═══ EXERCISE MATERIAL
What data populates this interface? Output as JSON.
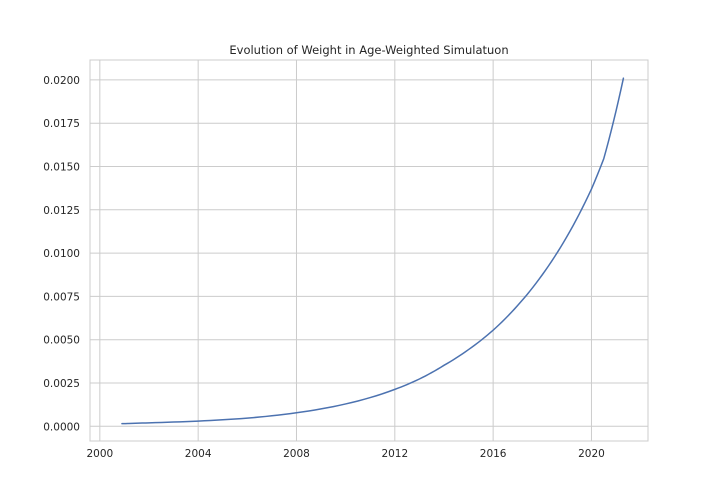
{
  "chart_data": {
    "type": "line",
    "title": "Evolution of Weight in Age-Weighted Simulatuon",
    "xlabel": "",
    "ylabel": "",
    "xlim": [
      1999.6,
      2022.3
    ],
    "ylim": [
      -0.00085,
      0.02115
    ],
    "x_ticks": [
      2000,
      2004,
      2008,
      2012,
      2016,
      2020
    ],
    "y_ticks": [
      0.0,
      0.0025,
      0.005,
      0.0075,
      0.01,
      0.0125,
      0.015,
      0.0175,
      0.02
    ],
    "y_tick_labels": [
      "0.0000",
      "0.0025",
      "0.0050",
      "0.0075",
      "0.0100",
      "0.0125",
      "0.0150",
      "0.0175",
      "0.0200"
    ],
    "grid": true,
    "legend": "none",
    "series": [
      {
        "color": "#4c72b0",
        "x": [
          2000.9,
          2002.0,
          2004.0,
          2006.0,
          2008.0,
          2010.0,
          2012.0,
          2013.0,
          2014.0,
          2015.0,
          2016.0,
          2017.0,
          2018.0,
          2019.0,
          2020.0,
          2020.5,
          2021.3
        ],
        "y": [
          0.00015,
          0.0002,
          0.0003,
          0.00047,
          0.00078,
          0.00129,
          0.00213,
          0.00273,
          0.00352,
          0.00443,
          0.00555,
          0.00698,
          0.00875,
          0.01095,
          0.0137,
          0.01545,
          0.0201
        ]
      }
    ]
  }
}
══════
═══ EXERCISE MATERIAL
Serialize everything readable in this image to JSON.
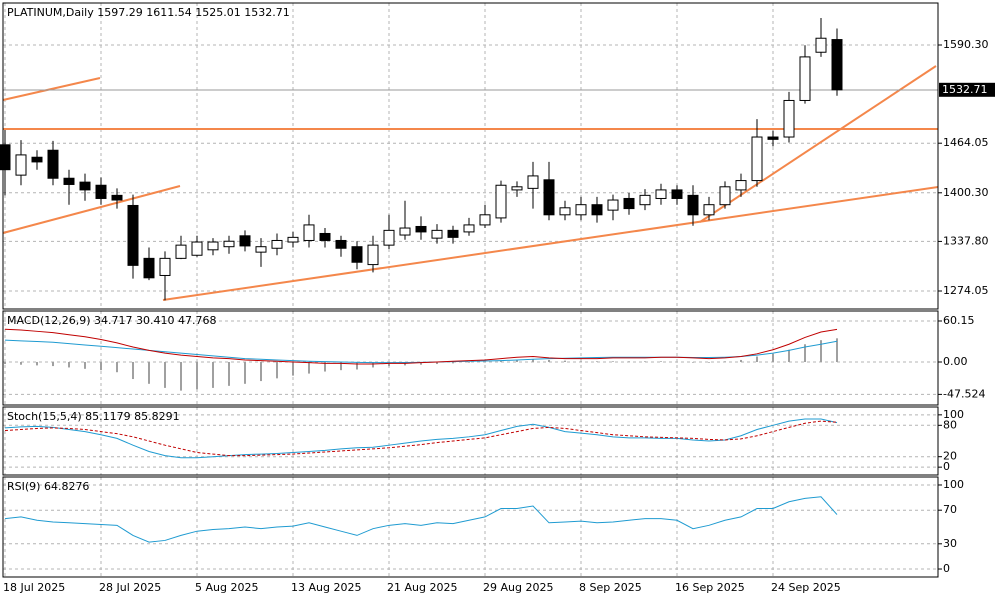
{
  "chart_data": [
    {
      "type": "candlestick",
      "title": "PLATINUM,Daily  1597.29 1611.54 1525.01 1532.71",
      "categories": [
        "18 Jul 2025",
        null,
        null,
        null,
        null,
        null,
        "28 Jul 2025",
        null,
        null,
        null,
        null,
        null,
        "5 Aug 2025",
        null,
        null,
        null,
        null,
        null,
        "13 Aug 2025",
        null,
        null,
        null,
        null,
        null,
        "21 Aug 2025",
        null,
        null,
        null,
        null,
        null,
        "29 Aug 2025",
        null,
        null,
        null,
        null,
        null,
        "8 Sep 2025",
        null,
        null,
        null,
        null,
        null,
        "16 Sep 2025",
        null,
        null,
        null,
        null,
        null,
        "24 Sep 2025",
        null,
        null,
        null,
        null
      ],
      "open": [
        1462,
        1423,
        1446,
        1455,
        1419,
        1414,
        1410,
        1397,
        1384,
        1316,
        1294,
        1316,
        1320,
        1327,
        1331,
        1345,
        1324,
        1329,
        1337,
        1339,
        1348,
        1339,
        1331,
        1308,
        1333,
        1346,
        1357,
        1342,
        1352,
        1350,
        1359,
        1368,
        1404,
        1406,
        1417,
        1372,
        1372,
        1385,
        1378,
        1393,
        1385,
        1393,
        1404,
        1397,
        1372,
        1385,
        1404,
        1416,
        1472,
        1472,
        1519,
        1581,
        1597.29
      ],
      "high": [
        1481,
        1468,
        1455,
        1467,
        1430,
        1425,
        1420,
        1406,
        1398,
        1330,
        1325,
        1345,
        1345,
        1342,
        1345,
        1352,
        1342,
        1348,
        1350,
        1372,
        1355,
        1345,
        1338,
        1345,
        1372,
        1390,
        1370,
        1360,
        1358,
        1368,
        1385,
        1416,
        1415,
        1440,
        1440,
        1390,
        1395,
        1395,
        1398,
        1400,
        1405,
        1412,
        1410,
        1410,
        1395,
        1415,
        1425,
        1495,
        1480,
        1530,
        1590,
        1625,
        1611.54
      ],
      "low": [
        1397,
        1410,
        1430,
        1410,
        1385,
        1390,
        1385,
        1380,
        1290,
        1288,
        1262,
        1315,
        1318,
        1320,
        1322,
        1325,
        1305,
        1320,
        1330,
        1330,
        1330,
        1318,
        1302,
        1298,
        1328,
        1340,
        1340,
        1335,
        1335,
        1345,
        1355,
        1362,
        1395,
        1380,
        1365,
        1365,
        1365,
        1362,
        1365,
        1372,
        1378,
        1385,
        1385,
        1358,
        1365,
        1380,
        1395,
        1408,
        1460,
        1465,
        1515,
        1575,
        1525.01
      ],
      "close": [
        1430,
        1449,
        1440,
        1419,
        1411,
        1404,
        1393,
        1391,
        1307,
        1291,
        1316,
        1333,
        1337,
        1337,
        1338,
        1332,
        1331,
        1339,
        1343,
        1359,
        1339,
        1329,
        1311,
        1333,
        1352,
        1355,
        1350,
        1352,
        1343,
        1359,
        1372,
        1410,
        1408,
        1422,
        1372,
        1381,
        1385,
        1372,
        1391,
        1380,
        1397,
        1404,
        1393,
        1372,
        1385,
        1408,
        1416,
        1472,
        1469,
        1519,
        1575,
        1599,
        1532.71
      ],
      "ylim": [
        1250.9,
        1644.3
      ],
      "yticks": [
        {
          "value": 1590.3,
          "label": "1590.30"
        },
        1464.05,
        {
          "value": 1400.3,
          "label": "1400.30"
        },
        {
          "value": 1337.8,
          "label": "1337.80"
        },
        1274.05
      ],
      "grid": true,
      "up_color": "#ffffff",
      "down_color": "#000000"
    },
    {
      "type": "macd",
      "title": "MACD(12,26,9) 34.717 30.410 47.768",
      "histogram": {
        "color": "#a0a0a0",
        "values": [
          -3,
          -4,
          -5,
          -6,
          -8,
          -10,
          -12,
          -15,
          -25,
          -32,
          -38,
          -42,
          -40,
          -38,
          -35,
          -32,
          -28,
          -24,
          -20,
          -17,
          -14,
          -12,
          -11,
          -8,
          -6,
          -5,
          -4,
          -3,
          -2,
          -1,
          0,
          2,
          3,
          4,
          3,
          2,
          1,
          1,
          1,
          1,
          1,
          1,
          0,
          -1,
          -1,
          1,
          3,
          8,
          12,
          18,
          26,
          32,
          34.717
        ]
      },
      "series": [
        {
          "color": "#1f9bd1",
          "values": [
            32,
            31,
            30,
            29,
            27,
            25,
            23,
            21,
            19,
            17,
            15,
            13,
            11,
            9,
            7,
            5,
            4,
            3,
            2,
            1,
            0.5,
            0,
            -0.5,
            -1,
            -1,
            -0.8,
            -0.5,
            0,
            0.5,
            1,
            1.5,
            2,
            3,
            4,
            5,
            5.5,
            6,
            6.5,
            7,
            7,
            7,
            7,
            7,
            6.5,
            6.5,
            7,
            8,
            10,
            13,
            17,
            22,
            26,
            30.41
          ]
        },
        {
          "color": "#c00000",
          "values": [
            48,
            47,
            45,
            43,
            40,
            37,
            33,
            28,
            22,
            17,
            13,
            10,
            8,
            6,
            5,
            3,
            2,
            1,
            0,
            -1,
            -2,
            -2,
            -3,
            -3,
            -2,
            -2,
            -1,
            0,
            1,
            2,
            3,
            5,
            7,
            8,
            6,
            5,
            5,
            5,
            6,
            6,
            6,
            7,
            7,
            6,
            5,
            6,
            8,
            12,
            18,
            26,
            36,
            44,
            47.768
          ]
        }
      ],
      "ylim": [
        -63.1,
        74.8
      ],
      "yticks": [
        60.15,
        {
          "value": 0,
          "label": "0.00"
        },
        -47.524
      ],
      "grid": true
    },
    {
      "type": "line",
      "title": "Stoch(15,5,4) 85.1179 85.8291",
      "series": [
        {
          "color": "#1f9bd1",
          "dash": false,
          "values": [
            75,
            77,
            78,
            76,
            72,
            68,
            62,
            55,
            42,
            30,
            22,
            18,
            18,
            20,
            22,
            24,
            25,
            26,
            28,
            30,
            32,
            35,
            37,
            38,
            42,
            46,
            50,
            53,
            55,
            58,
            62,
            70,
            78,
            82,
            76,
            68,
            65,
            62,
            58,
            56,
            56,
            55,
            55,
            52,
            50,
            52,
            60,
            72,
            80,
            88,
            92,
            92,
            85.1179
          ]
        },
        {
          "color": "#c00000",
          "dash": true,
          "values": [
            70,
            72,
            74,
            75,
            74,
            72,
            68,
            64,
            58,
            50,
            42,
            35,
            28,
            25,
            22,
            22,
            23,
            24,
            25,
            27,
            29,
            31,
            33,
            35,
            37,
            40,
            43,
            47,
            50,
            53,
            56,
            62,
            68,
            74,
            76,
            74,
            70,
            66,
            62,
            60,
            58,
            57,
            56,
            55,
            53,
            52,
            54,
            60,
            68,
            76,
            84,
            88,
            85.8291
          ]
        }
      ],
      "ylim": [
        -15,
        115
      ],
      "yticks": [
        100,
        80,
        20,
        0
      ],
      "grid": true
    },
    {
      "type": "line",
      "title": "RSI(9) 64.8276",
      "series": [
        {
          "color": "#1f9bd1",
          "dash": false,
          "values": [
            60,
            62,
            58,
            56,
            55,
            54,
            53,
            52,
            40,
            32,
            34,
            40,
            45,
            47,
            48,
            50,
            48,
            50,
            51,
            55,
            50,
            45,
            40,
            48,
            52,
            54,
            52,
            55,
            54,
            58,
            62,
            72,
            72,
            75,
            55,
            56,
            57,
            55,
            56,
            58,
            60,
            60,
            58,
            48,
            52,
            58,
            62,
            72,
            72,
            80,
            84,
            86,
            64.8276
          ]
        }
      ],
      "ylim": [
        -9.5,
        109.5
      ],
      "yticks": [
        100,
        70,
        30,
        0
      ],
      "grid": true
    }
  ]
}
══════
- _GIVEN INSTRUCTION_: State how many lines of the records hold the string "JSON", and nothing else.

- _ANSWER BELOW_: 2